## Required work
Copy the lines of the listing word for word, starting at the line that contains "entry: ઇમારતશાસ્ત્ર [ઇમારત" and ending at the line that contains "entry: ઇમારતી ૧.".

## Dataset content
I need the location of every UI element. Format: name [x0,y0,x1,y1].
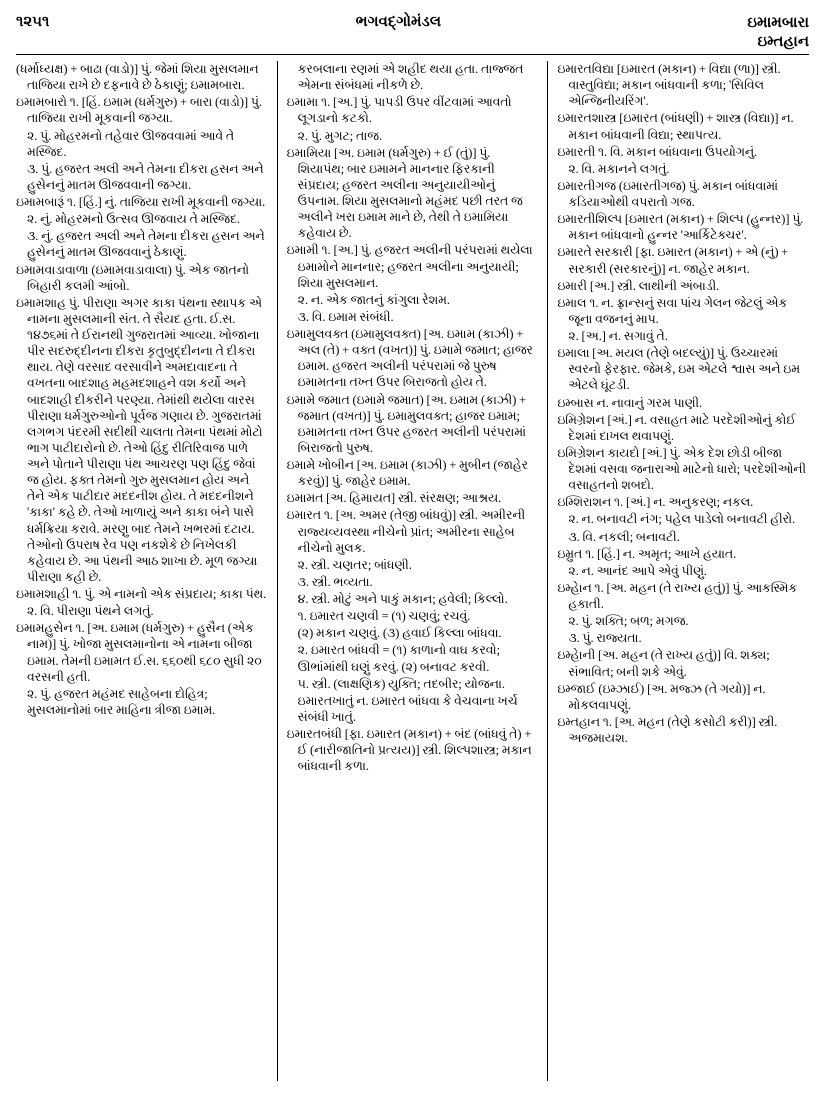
entry: ઇમારતશાસ્ત્ર [ઇમારત (બાંધણી) + શાસ્ત્ર (વિદ્યા)] ન. મકાન બાંધવાની વિદ્યા; સ્થાપત્ય. [557,111,794,142]
columns-container [16,61,809,1081]
entry: ૨. નું. મોહરમનો ઉત્સવ ઊજવાય તે મસ્જિદ. [27,212,241,227]
entry: ઇમામે જમાત (ઇમામે જમાત) [અ. ઇમામ (કાઝી) + જમાત (વખત)] પું. ઇમામુલવક્ત; હાજર ઇમામ; ઇમામતના તખ્ત ઉપર હજરત અલીની પરંપરામાં બિરાજતો પુરુષ. [286,392,527,455]
entry: ૨. વિ. પીરાણા પંથને લગતું. [27,604,154,619]
entry: ઇમિગ્રેશન કાયદો [અં.] પું. એક દેશ છોડી બીજા દેશમાં વસવા જનારાઓ માટેનો ધારો; પરદેશીઓની વસાહતનો શબદો. [557,445,807,493]
entry: ઇમારતી ૧. વિ. મકાન બાંધવાના ઉપયોગનું. [557,144,758,159]
entry: ઇમ્જાઈ (ઇમ્ઝાઈ) [અ. મજ્ઝ (તે ગયો)] ન. મોકલવાપણું. [557,681,766,712]
column-2 [277,61,549,1081]
entry: ઇમારતખાતું ન. ઇમારત બાંધવા કે વેચવાના ખર્ચ સંબંધી ખાતું. [297,693,518,724]
page-number: ૧૨૫૧ [16,14,50,30]
entry: ઇમ્તહાન ૧. [અ. મહન (તેણે કસોટી કરી)] સ્ત્રી. અજમાયશ. [557,714,778,745]
entry: ૩. વિ. ઇમામ સંબંધી. [297,309,394,324]
entry: કરબલાના રણમાં એ શહીદ થયા હતા. તાજ્જત એમના સંબંધમાં નીકળે છે. [297,62,524,93]
column-1 [16,61,277,1081]
running-head-first-entry: ઇમામબારા [747,15,809,31]
entry: ૫. સ્ત્રી. (લાક્ષણિક) યુક્તિ; તદબીર; યોજના. [297,676,505,691]
column-3 [548,61,809,1081]
entry: ૨. ઇમારત બાંધવી = (૧) કાળાનો વાઘ કરવો; ઊભાંમાંથી ઘણું કરવું. (૨) બનાવટ કરવી. [297,643,501,674]
entry: ઇમારતે સરકારી [ફા. ઇમારત (મકાન) + એ (નું) + સરકારી (સરકારનું)] ન. જાહેર મકાન. [557,245,789,276]
entry: ઇમામશાહ પું. પીરાણા અગર કાકા પંથના સ્થાપક એ નામના મુસલમાની સંત. તે સૈયદ હતા. ઈ.સ. ૧૪૭૬માં તે ઈરાનથી ગુજરાતમાં આવ્યા. ખોજાના પીર સદરુદ્દીનના દીકરા કૃતુબુદ્દીનના તે દીકરા થાય. તેણે વરસાદ વરસાવીને અમદાવાદના તે વખતના બાદશાહ મહમદશાહને વશ કર્યો અને બાદશાહી દીકરીને પરણ્યા. તેમાંથી થયેલા વારસ પીરાણા ધર્મગુરુઓનો પૂર્વજ ગણાય છે. ગુજરાતમાં લગભગ પંદરમી સદીથી ચાલતા તેમના પંથમાં મોટો ભાગ પાટીદારોનો છે. તેઓ હિંદુ રીતિરિવાજ પાળે અને પોતાને પીરાણા પંથ આચરણ પણ હિંદુ જેવાં જ હોય. ફક્ત તેમનો ગુરુ મુસલમાન હોય અને તેને એક પાટીદાર મદદનીશ હોય. તે મદદનીશને 'કાકા' કહે છે. તેઓ ખાળાયું અને કાકા બંને પાસે ધર્મક્રિયા કરાવે. મરણુ બાદ તેમને ખભરમાં દટાય. તેઓનો ઉપરાષ રેવ પણ નકશેકે છે નિખેલકી કહેવાય છે. આ પંથની આઠ શાખા છે. મૂળ જગ્યા પીરાણા કહી છે. [16,295,263,584]
entry: ઇમામબારો ૧. [હિં. ઇમામ (ધર્મગુરુ) + બારા (વાડો)] પું. તાજિયા રાખી મૂકવાની જગ્યા. [16,95,263,126]
entry: ઇમ્રુત ૧. [હિં.] ન. અમૃત; આખે હયાત. [557,546,737,561]
entry: ઇમાલા [અ. મયલ (તેણે બદલ્યું)] પું. ઉચ્ચારમાં સ્વરનો ફેરફાર. જેમકે, ઇમ એટલે શ્વાસ અને ઇમ એટલે ઘૂંટડી. [557,346,801,393]
entry: ઇમામત [અ. હિમાયત] સ્ત્રી. સંરક્ષણ; આશ્રય. [286,491,502,506]
entry: ઇમારતવિદ્યા [ઇમારત (મકાન) + વિદ્યા (ળા)] સ્ત્રી. વાસ્તુવિદ્યા; મકાન બાંધવાની કળા; 'સિવિલ એન્જિનીયરિંગ'. [557,62,781,109]
entry: ઇમારી [અ.] સ્ત્રી. લાથીની અંબાડી. [557,278,720,293]
entry: ૨. ન. એક જાતનું કાંગુલા રેશમ. [297,292,450,307]
entry: ૨. પું. મુગટ; તાજ. [297,128,383,143]
entry: ૩. સ્ત્રી. ભવ્યતા. [297,574,373,589]
book-title: ભગવદ્ગોમંડલ [355,14,442,30]
entry: ઇમ્શિરાશન ૧. [અં.] ન. અનુકરણ; નકલ. [557,495,754,510]
entry: ૩. પું. હજરત અલી અને તેમના દીકરા હસન અને હુસેનનું માતમ ઊજવવાની જગ્યા. [27,161,264,192]
entry: ઇમાલ ૧. ન. ફ્રાન્સનું સવા પાંચ ગેલન જેટલું એક જૂના વજનનું માપ. [557,295,788,326]
entry: ૩. વિ. નકલી; બનાવટી. [568,529,680,544]
entry: ૨. પું. શક્તિ; બળ; મગજ. [568,614,689,629]
entry: ઇમામુલવક્ત (ઇમામુલવક્ત) [અ. ઇમામ (કાઝી) + અલ (તે) + વક્ત (વખત)] પું. ઇમામે જમાત; હાજર ઇમામ. હજરત અલીની પરંપરામાં જે પુરુષ ઇમામતના તખ્ત ઉપર બિરાજતો હોય તે. [286,327,533,390]
entry: ૨. પું. હજરત મહંમદ સાહેબના દોહિત્ર; મુસલમાનોમાં બાર માહિના ત્રીજા ઇમામ. [27,686,216,717]
entry: ૩. પું. રાજ્યતા. [568,631,642,646]
entry: ઇમામશાહી ૧. પું. એ નામનો એક સંપ્રદાય; કાકા પંથ. [16,587,267,601]
entry: ઇમારતીશિલ્પ [ઇમારત (મકાન) + શિલ્પ (હુન્નર)] પું. મકાન બાંધવાનો હુન્નર 'આર્કિટેક્ચર'. [557,212,804,243]
entry: ઇમારત ૧. [અ. અમર (તેજી બાંધવું)] સ્ત્રી. અમીરની રાજ્યવ્યવસ્થા નીચેનો પ્રાંત; અમીરના સાહેબ નીચેનો મુલક. [286,508,526,555]
entry: ૨. ન. આનંદ આપે એવું પીણું. [568,563,708,578]
entry: ઇમ્હેાન ૧. [અ. મહન (તે રાખ્ય હતું)] પું. આકસ્મિક હકાતી. [557,580,798,611]
entry: ઇમામિયા [અ. ઇમામ (ધર્મગુરુ) + ઈ (તું)] પું. શિયાપંથ; બાર ઇમામને માનનાર ફિરકાની સંપ્રદાય; હજરત અલીના અનુયાયીઓનું ઉપનામ. શિયા મુસલમાનો મહંમદ પછી તરત જ અલીને ખરા ઇમામ માને છે, તેથી તે ઇમામિયા કહેવાય છે. [286,145,523,241]
entry: ઇમ્હેાની [અ. મહન (તે રાખ્ય હતું)] વિ. શક્ય; સંભાવિત; બની શકે એવું. [557,648,770,679]
entry: ૪. સ્ત્રી. મોટું અને પાકું મકાન; હવેલી; કિલ્લો. [297,592,508,606]
entry: ઇમ્બાસ ન. નાવાનું ગરમ પાણી. [557,395,703,410]
entry: ઇમામવાડાવાળા (ઇમામવાડાવાલા) પું. એક જાતનો બિહારી કલમી આંબો. [16,262,250,293]
entry: ઇમામહુસેન ૧. [અ. ઇમામ (ધર્મગુરુ) + હુસૈન (એક નામ)] પું. ખોજા મુસલમાનોના એ નામના બીજા ઇમામ. તેમની ઇમામત ઈ.સ. ૬૬૦થી ૬૮૦ સુધી ૨૦ વરસની હતી. [16,621,262,684]
entry: ઇમામે ખોબીન [અ. ઇમામ (કાઝી) + મુબીન (જાહેર કરવું)] પું. જાહેર ઇમામ. [286,458,529,489]
entry: ૨. વિ. મકાનને લગતું. [568,161,670,176]
entry: ૩. નું. હજરત અલી અને તેમના દીકરા હસન અને હુસેનનું માતમ ઊજવવાનું ઠેકાણું. [27,229,265,260]
running-head [747,14,809,52]
entry: ઇમામબારૂં ૧. [હિં.] નું. તાજિયા રાખી મૂકવાની જગ્યા. [16,195,266,209]
entry: ૨. ન. બનાવટી નંગ; પહેલ પાડેલો બનાવટી હીરો. [568,512,796,527]
entry: ૨. સ્ત્રી. ચણતર; બાંધણી. [297,557,412,572]
entry: ૨. [અ.] ન. સગાવું તે. [568,329,668,343]
entry: ઇમામા ૧. [અ.] પું. પાપડી ઉપર વીંટવામાં આવતો લૂગડાનો કટકો. [286,95,512,126]
entry: (ધર્માધ્યક્ષ) + બાઢા (વાડો)] પું. જેમાં શિયા મુસલમાન તાજિયા રાખે છે દફનાવે છે ઠેકાણું; ઇમામબારા. [16,62,259,93]
entry: ઇમામી ૧. [અ.] પું. હજરત અલીની પરંપરામાં થયેલા ઇમામોને માનનાર; હજરત અલીના અનુયાયી; શિયા મુસલમાન. [286,243,533,290]
entry: ઇમારતીગજ (ઇમારતીગજ) પું. મકાન બાંધવામાં કડિયાઓથી વપરાતો ગજ. [557,178,779,209]
entry: ૧. ઇમારત ચણવી = (૧) ચણવું; રચવું. [297,609,471,624]
header-divider [16,54,809,55]
entry: ૨. પું. મોહરમનો તહેવાર ઊજવવામાં આવે તે મસ્જિદ. [27,128,235,159]
entry: ઇમિગ્રેશન [અં.] ન. વસાહત માટે પરદેશીઓનું કોઈ દેશમાં દાખલ થવાપણું. [557,412,796,443]
page-header [16,14,809,48]
entry: (૨) મકાન ચણવું. (૩) હવાઈ કિલ્લા બાંધવા. [297,626,502,641]
entry: ઇમારતબંધી [ફા. ઇમારત (મકાન) + બંદ (બાંધવું તે) + ઈ (નારીજાતિનો પ્રત્યય)] સ્ત્રી. શિલ્પશાસ્ત્ર; મકાન બાંધવાની કળા. [286,727,532,774]
running-head-last-entry: ઇમ્તહાન [757,33,809,50]
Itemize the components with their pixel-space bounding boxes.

## Result of the exercise
entry: ઇમારતશાસ્ત્ર [ઇમારત (બાંધણી) + શાસ્ત્ર (વિદ્યા)] ન. મકાન બાંધવાની વિદ્યા; સ્થાપત્ય. [557,111,794,142]
columns-container [16,61,809,1081]
entry: ૨. નું. મોહરમનો ઉત્સવ ઊજવાય તે મસ્જિદ. [27,212,241,227]
entry: ઇમામે જમાત (ઇમામે જમાત) [અ. ઇમામ (કાઝી) + જમાત (વખત)] પું. ઇમામુલવક્ત; હાજર ઇમામ; ઇમામતના તખ્ત ઉપર હજરત અલીની પરંપરામાં બિરાજતો પુરુષ. [286,392,527,455]
entry: ૨. વિ. પીરાણા પંથને લગતું. [27,604,154,619]
entry: ઇમિગ્રેશન કાયદો [અં.] પું. એક દેશ છોડી બીજા દેશમાં વસવા જનારાઓ માટેનો ધારો; પરદેશીઓની વસાહતનો શબદો. [557,445,807,493]
entry: ઇમારતી ૧. વિ. મકાન બાંધવાના ઉપયોગનું. [557,144,758,159]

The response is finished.